*Instructions to follow:*
Transcribe every entry word for word. Skip the pictures.

═══ Rows

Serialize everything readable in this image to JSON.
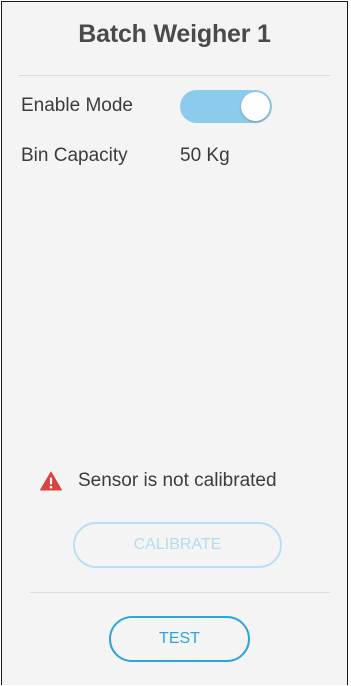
{
  "panel": {
    "title": "Batch Weigher 1"
  },
  "settings": {
    "enable_mode": {
      "label": "Enable Mode",
      "enabled": true
    },
    "bin_capacity": {
      "label": "Bin Capacity",
      "value": "50 Kg"
    }
  },
  "status": {
    "icon": "warning-triangle-icon",
    "message": "Sensor is not calibrated"
  },
  "actions": {
    "calibrate_label": "CALIBRATE",
    "calibrate_enabled": false,
    "test_label": "TEST"
  },
  "colors": {
    "toggle_on": "#8ccbec",
    "warning": "#d64541",
    "accent": "#2ea3dc",
    "disabled_accent": "#b8dff3"
  }
}
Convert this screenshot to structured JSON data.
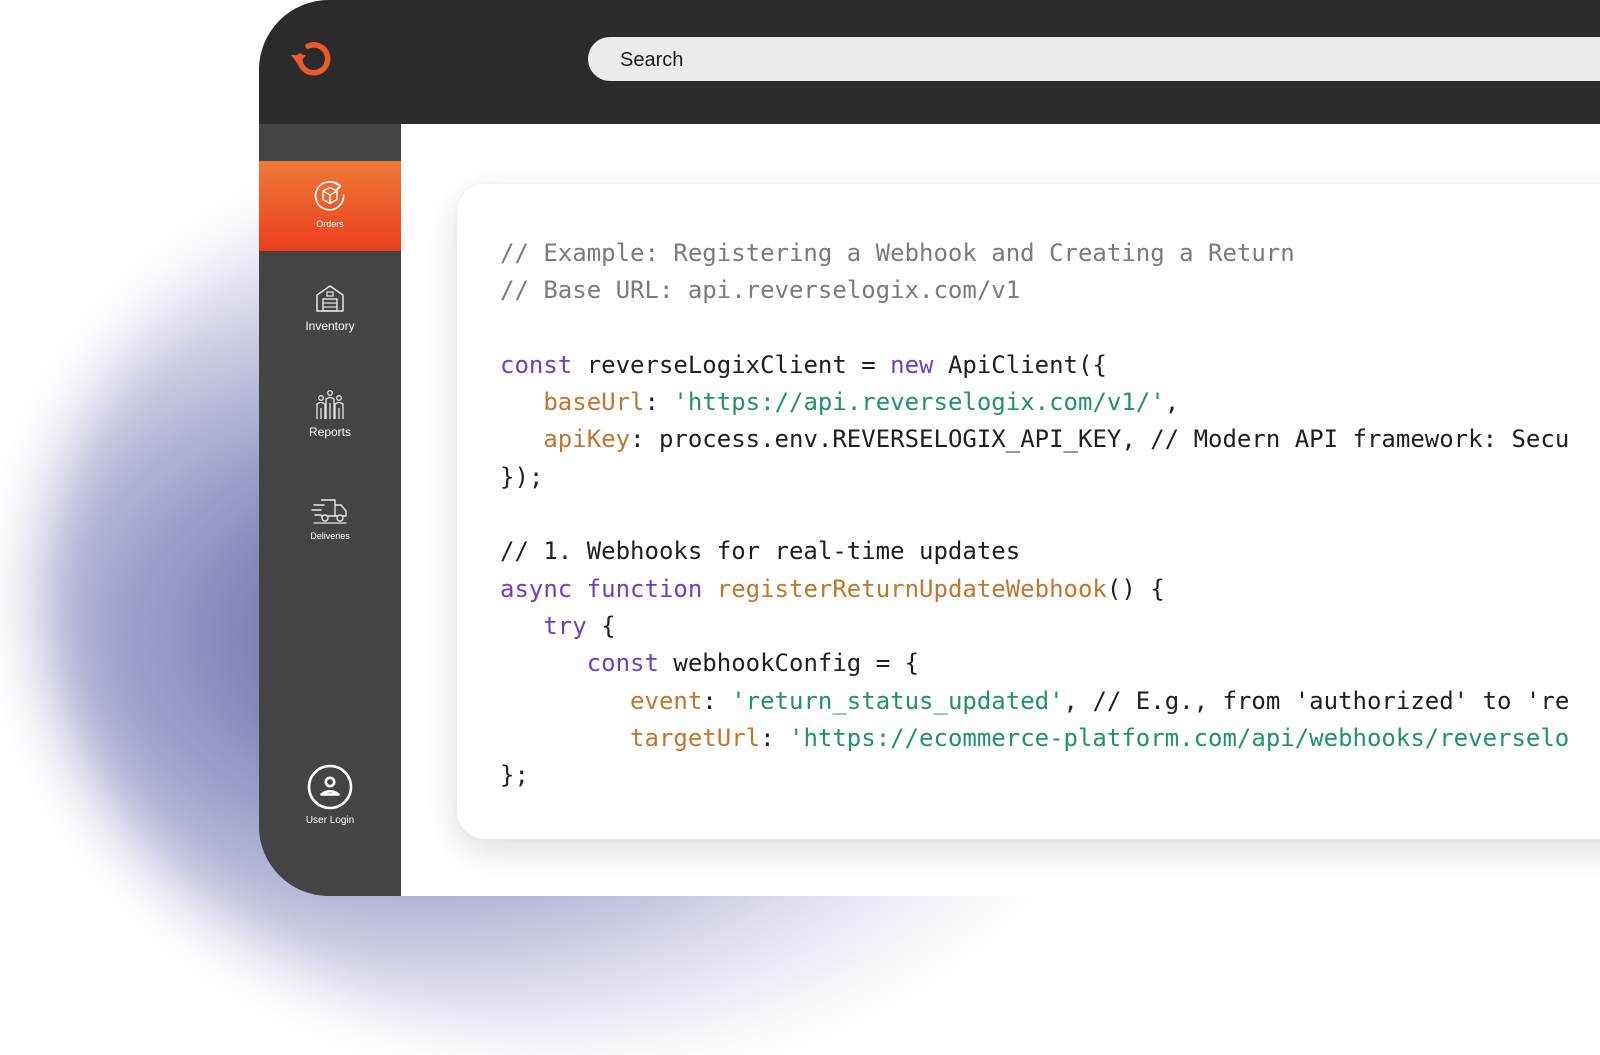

══════

*Answer to the problem:*
Serialize everything readable in this image to JSON.
{
  "panel": {
    "title": "Batch Weigher 1"
  },
  "settings": {
    "enable_mode": {
      "label": "Enable Mode",
      "enabled": true
    },
    "bin_capacity": {
      "label": "Bin Capacity",
      "value": "50 Kg"
    }
  },
  "status": {
    "icon": "warning-triangle-icon",
    "message": "Sensor is not calibrated"
  },
  "actions": {
    "calibrate_label": "CALIBRATE",
    "calibrate_enabled": false,
    "test_label": "TEST"
  },
  "colors": {
    "toggle_on": "#8ccbec",
    "warning": "#d64541",
    "accent": "#2ea3dc",
    "disabled_accent": "#b8dff3"
  }
}
Convert this screenshot to structured JSON data.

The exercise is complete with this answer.